### EXERCISE PASSAGE

----

Let’s start with the ASCAP Factor that describes, but does not quote. Better music connoisseurs than I have put together lists of Best Songs by and about Fathers and Fatherhood from the points of view of both parent and child. From ionic songs by Rodgers and Hammerstein to Eric Clapton, Johnny Cash George Strait and Judy Collins, I could instantly recognize the reasons songs by these men and women made the lists.

Who could fail to relate to Billy Bigelow seeing himself reborn at his bravura best in “My Boy Bill,” then the change of tone as he faces the fact that “he” might arrive instead as “My little girl.” No such list would be credible if it did not include Stevie Wonder’s “Isn’t She Lovely,” (with special laurels for the version he composed for England’s Queen to celebrate her 60th Jubilee.) Verdi’s O Mio Babbino Caro and “The Old Man” by Ireland’s most recorded musician Phil Coulter get my nod for poignant comments about their Fathers. by a daughter and a son.

I nominate the lovely Judy Collins composition, My Father in her early Who Knows Where The Time Goes album. It is all the more touching for the fact that the man whose vision she honored was in fact blind. Carly Simon’s Love of my Life took on a whole new richness when associated with Julie Kavner’s discovery of her daughters’ importance as she worked to establish her career as a stand-up comic in the film This is My Life. And now, from left field: Sondheim’s Nothing’s Gonna Harm You. In Sweeney Todd, the protective promise is not delivered by a Father to his child. But I think it could be. In the mouth of a parent, it is the very sort of promise any child would cherish.

In my own life, the unlikely soundtrack of memory delivers the lyrics of “School Days,” and “My Wild Irish Rose.” In the remembered baritone of my Father these have all the warmth of the most consoling lullaby. After all, it is the singer as much as the song that says, “Don’t worry dearie darling, all will be well.”

Now, to the “modesty” factor. Heroes of Fatherhood will here be honored as anonymous workers of very real and specific miracles. For example: the man whose livelihood as an entrepreneur was threatened in rapid succession by an epic Depression and a suspension of automobile manufacturing for all the years that the war effort took precedence. All this occurred while he and his wife were devoting themselves to securing the best of costly private education they saw as their lifetime endowment and empowerment of their children. Obviously a miracle. But the even more amazing feat was that no hint of fear or anxiety was ever communicated to either of the two age brackets of their children.

Another amazement is the single Father who manages to navigate the hair-raising 21st Century tightrope of special needs and baffling choices with a singular blend of simple faith with a gallows sense of humor. (Note that a wise psychotherapist friend hearing details of his story judged that this Dad would be just fine, because his brave blend of unquestioning belief and unpredictable laughter is “the perfect combination.”

----

### EXERCISE SET
1. In the essay on songs about fathers, which album includes the Judy Collins composition My Father?
2. From the essay on songs about fathers, list every song that the text credits to a named composer or performer, together with that person.
3. Duplicate the section of the essay on songs about fathers between "Let’s start with" and "made the lists.", inclusive.
You will not need the records to complete this exercise.

### EXTRACTED ENTRIES
----

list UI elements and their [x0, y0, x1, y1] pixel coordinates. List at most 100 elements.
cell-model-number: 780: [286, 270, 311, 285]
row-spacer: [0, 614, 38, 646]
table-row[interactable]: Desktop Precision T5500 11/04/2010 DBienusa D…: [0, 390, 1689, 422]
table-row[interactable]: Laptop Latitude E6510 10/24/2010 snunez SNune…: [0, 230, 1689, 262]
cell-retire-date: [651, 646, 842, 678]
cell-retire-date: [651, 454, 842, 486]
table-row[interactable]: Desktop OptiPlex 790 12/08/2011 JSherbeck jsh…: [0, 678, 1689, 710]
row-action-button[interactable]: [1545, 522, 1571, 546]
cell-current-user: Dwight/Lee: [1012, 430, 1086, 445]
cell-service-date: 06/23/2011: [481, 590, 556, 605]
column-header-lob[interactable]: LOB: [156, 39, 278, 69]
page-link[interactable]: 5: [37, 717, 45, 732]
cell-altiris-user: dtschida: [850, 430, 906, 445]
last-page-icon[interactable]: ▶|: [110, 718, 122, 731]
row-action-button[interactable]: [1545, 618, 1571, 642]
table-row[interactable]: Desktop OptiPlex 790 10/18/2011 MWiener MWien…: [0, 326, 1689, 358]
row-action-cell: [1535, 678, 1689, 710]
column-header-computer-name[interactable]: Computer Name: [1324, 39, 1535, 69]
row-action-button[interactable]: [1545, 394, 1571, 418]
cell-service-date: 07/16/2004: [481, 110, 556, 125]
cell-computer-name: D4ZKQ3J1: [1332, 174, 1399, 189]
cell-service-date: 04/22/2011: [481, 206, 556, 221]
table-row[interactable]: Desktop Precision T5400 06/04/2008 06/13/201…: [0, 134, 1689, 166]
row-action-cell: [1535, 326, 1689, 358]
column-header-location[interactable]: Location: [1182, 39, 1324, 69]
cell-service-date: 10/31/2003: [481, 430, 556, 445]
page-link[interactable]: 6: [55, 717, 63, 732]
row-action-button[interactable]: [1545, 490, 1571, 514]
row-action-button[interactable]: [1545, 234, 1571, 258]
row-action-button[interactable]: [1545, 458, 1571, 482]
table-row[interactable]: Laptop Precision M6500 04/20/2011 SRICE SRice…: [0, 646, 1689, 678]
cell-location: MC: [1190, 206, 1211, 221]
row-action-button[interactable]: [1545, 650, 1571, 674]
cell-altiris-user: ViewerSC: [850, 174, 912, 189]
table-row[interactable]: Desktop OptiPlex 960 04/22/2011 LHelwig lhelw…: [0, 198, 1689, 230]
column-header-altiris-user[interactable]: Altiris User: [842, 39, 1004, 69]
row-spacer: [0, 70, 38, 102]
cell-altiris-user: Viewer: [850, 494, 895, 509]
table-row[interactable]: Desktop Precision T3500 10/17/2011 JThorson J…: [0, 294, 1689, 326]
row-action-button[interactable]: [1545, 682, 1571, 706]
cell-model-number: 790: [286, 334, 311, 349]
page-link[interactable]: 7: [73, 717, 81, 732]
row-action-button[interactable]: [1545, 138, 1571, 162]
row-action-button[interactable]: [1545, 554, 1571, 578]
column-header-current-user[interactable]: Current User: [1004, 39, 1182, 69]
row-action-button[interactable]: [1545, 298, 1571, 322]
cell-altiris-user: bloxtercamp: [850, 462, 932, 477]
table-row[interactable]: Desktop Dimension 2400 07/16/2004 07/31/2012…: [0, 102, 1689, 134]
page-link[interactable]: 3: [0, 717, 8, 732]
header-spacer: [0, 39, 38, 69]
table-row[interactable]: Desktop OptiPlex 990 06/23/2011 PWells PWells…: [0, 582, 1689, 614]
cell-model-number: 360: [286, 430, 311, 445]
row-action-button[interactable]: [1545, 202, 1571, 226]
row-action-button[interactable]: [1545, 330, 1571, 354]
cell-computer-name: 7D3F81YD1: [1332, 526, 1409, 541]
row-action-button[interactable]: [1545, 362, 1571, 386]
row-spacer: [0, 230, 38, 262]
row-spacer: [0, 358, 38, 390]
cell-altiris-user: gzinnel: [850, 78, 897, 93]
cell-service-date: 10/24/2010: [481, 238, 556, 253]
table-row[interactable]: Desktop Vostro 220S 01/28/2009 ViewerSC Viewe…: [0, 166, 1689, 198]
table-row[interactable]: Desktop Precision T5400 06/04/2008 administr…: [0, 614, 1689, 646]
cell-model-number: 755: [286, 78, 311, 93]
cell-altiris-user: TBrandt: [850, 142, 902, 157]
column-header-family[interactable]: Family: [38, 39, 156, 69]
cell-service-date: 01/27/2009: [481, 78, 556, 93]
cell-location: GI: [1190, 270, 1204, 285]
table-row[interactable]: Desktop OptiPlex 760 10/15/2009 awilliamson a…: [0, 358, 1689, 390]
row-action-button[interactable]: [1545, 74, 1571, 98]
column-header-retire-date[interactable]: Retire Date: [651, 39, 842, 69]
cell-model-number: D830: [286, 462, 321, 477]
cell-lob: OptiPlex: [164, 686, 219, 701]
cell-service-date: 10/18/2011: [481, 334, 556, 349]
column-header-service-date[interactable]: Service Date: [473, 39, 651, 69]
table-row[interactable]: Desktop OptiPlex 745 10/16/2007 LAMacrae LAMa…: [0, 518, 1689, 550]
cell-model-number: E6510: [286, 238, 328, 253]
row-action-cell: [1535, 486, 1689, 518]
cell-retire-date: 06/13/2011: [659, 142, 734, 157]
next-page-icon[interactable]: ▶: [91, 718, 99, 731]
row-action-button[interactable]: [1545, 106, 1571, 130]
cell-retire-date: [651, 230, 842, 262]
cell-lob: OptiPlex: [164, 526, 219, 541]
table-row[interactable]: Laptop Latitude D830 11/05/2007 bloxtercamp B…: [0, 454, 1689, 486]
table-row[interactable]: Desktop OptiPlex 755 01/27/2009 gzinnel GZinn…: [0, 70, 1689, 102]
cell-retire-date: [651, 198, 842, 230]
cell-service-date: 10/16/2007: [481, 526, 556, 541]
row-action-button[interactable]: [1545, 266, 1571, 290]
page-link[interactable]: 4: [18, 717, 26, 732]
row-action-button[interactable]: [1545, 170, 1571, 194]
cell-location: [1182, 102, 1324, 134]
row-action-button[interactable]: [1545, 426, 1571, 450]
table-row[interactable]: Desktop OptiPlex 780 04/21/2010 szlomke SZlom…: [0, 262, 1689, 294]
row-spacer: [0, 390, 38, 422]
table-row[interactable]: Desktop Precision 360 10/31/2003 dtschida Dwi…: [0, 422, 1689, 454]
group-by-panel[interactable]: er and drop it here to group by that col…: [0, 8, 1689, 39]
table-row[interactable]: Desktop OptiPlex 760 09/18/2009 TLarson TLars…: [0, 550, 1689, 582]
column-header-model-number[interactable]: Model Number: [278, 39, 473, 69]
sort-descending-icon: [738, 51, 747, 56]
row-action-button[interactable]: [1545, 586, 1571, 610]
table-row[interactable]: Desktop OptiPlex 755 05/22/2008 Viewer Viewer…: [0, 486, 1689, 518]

----

### ANSWERS TO THE EXERCISE
1. Who Knows Where The Time Goes

2.
- "Isn't She Lovely": Stevie Wonder
- O Mio Babbino Caro: Verdi
- "The Old Man": Phil Coulter
- My Father: Judy Collins
- Love of my Life: Carly Simon
- Nothing's Gonna Harm You: Sondheim

3.
Let’s start with the ASCAP Factor that describes, but does not quote. Better music connoisseurs than I have put together lists of Best Songs by and about Fathers and Fatherhood from the points of view of both parent and child. From ionic songs by Rodgers and Hammerstein to Eric Clapton, Johnny Cash George Strait and Judy Collins, I could instantly recognize the reasons songs by these men and women made the lists.